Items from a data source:
"""

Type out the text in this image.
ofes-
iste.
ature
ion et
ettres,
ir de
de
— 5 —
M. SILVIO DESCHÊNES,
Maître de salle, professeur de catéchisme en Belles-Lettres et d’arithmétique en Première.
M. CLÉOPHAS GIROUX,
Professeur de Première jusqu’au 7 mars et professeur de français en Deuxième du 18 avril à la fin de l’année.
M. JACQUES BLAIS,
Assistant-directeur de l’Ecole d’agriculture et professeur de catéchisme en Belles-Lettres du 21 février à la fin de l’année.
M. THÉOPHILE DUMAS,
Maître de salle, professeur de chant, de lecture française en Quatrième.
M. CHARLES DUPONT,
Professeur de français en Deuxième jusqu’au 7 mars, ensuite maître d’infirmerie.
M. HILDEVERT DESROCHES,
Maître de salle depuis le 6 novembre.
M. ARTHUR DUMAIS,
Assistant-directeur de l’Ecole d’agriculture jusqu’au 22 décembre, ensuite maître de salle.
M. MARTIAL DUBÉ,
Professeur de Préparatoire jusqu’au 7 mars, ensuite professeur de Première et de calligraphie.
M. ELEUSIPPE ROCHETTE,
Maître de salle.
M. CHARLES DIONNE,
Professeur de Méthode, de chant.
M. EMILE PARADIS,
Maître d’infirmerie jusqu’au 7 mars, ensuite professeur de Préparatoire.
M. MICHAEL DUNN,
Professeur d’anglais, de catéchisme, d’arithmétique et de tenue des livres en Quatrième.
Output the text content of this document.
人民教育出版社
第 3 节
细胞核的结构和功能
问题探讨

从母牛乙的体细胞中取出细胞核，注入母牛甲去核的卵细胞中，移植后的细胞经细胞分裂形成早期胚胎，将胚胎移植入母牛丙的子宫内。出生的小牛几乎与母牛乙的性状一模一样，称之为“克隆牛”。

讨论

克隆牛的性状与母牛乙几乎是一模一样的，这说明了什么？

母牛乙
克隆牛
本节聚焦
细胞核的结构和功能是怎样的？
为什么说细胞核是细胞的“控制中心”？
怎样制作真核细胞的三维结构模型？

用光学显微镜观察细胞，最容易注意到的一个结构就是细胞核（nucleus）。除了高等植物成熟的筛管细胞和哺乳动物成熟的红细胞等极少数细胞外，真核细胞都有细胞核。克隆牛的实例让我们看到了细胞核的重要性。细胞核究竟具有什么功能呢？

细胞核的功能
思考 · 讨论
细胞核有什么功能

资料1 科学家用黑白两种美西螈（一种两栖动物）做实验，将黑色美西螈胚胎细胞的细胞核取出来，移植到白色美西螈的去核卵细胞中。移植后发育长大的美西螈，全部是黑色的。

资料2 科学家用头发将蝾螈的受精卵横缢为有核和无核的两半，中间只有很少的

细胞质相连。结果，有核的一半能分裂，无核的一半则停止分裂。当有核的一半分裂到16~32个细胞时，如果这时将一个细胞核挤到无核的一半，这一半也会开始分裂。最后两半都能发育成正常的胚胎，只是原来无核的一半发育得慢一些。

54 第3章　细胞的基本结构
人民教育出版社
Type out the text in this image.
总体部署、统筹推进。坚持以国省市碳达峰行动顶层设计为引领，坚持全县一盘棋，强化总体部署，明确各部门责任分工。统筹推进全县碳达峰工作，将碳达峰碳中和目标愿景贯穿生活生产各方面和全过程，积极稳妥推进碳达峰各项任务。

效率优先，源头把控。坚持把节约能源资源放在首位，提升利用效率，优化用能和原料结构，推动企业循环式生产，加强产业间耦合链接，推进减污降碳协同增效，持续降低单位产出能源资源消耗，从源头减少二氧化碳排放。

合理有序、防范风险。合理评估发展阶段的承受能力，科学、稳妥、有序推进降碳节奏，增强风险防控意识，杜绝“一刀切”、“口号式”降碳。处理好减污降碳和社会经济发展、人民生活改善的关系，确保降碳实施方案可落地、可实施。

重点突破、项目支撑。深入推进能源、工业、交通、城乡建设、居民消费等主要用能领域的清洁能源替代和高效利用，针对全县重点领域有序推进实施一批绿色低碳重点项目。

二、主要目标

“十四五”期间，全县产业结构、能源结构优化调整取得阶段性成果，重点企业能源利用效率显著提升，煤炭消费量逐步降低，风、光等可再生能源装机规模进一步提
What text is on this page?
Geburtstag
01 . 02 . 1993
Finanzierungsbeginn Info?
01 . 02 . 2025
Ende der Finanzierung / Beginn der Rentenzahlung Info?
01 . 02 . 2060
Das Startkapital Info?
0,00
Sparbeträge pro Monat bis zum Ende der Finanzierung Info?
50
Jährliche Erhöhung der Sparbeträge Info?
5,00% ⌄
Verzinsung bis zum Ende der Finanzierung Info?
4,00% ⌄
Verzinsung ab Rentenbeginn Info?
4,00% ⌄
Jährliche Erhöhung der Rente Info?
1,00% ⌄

"""

[Task description]:
Work out the number of lines above that include the string "Quatrième" and write only that number.

[Solution for this exercise]:
2